Do this:
Retype the records below exactly as they appear.

Available records:
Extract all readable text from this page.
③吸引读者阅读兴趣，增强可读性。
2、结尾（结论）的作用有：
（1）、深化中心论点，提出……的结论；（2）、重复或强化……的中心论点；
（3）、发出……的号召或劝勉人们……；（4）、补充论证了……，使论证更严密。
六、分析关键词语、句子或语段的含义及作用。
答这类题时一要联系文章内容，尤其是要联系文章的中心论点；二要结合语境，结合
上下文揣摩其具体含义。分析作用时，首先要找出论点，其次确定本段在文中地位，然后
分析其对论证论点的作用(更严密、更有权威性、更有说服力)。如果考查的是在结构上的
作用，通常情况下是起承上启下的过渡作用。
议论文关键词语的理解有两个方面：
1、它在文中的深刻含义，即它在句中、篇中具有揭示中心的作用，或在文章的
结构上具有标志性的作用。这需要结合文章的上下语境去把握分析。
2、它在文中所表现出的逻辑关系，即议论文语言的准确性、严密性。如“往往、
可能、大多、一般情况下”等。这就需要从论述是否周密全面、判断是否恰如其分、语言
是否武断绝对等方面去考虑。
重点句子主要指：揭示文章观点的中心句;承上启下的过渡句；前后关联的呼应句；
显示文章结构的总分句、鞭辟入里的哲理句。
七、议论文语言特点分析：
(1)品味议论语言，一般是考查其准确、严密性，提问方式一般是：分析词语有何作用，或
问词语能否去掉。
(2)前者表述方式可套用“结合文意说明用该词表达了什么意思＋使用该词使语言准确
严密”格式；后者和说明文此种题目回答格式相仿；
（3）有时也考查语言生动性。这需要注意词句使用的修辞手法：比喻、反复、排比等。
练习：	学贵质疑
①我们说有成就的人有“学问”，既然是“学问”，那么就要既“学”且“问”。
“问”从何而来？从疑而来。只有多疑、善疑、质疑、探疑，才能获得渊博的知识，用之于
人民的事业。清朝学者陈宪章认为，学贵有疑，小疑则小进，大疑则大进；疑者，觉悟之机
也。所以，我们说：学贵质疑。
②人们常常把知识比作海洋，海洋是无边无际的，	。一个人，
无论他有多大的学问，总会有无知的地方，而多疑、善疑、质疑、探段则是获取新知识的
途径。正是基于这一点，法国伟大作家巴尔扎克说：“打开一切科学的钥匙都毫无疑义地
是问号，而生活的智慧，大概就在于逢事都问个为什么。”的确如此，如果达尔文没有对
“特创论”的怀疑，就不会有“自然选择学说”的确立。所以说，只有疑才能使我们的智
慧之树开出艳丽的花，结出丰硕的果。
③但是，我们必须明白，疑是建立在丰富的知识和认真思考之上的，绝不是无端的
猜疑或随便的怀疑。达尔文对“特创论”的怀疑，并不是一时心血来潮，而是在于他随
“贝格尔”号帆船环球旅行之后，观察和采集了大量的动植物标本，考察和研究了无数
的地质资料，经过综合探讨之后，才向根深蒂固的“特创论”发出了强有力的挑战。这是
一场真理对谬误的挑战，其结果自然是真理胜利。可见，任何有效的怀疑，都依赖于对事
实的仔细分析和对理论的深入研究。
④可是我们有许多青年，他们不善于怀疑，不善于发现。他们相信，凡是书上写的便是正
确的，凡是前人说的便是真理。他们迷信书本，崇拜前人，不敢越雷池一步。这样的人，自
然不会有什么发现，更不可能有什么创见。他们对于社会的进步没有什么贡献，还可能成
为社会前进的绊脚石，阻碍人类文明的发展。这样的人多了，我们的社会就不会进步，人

Completed exercise:
Extract all readable text from this page.
③吸引读者阅读兴趣，增强可读性。
2、结尾（结论）的作用有：
（1）、深化中心论点，提出……的结论；（2）、重复或强化……的中心论点；
（3）、发出……的号召或劝勉人们……；（4）、补充论证了……，使论证更严密。
六、分析关键词语、句子或语段的含义及作用。
答这类题时一要联系文章内容，尤其是要联系文章的中心论点；二要结合语境，结合
上下文揣摩其具体含义。分析作用时，首先要找出论点，其次确定本段在文中地位，然后
分析其对论证论点的作用(更严密、更有权威性、更有说服力)。如果考查的是在结构上的
作用，通常情况下是起承上启下的过渡作用。
议论文关键词语的理解有两个方面：
1、它在文中的深刻含义，即它在句中、篇中具有揭示中心的作用，或在文章的
结构上具有标志性的作用。这需要结合文章的上下语境去把握分析。
2、它在文中所表现出的逻辑关系，即议论文语言的准确性、严密性。如“往往、
可能、大多、一般情况下”等。这就需要从论述是否周密全面、判断是否恰如其分、语言
是否武断绝对等方面去考虑。
重点句子主要指：揭示文章观点的中心句;承上启下的过渡句；前后关联的呼应句；
显示文章结构的总分句、鞭辟入里的哲理句。
七、议论文语言特点分析：
(1)品味议论语言，一般是考查其准确、严密性，提问方式一般是：分析词语有何作用，或
问词语能否去掉。
(2)前者表述方式可套用“结合文意说明用该词表达了什么意思＋使用该词使语言准确
严密”格式；后者和说明文此种题目回答格式相仿；
（3）有时也考查语言生动性。这需要注意词句使用的修辞手法：比喻、反复、排比等。
练习：	学贵质疑
①我们说有成就的人有“学问”，既然是“学问”，那么就要既“学”且“问”。
“问”从何而来？从疑而来。只有多疑、善疑、质疑、探疑，才能获得渊博的知识，用之于
人民的事业。清朝学者陈宪章认为，学贵有疑，小疑则小进，大疑则大进；疑者，觉悟之机
也。所以，我们说：学贵质疑。
②人们常常把知识比作海洋，海洋是无边无际的，	。一个人，
无论他有多大的学问，总会有无知的地方，而多疑、善疑、质疑、探段则是获取新知识的
途径。正是基于这一点，法国伟大作家巴尔扎克说：“打开一切科学的钥匙都毫无疑义地
是问号，而生活的智慧，大概就在于逢事都问个为什么。”的确如此，如果达尔文没有对
“特创论”的怀疑，就不会有“自然选择学说”的确立。所以说，只有疑才能使我们的智
慧之树开出艳丽的花，结出丰硕的果。
③但是，我们必须明白，疑是建立在丰富的知识和认真思考之上的，绝不是无端的
猜疑或随便的怀疑。达尔文对“特创论”的怀疑，并不是一时心血来潮，而是在于他随
“贝格尔”号帆船环球旅行之后，观察和采集了大量的动植物标本，考察和研究了无数
的地质资料，经过综合探讨之后，才向根深蒂固的“特创论”发出了强有力的挑战。这是
一场真理对谬误的挑战，其结果自然是真理胜利。可见，任何有效的怀疑，都依赖于对事
实的仔细分析和对理论的深入研究。
④可是我们有许多青年，他们不善于怀疑，不善于发现。他们相信，凡是书上写的便是正
确的，凡是前人说的便是真理。他们迷信书本，崇拜前人，不敢越雷池一步。这样的人，自
然不会有什么发现，更不可能有什么创见。他们对于社会的进步没有什么贡献，还可能成
为社会前进的绊脚石，阻碍人类文明的发展。这样的人多了，我们的社会就不会进步，人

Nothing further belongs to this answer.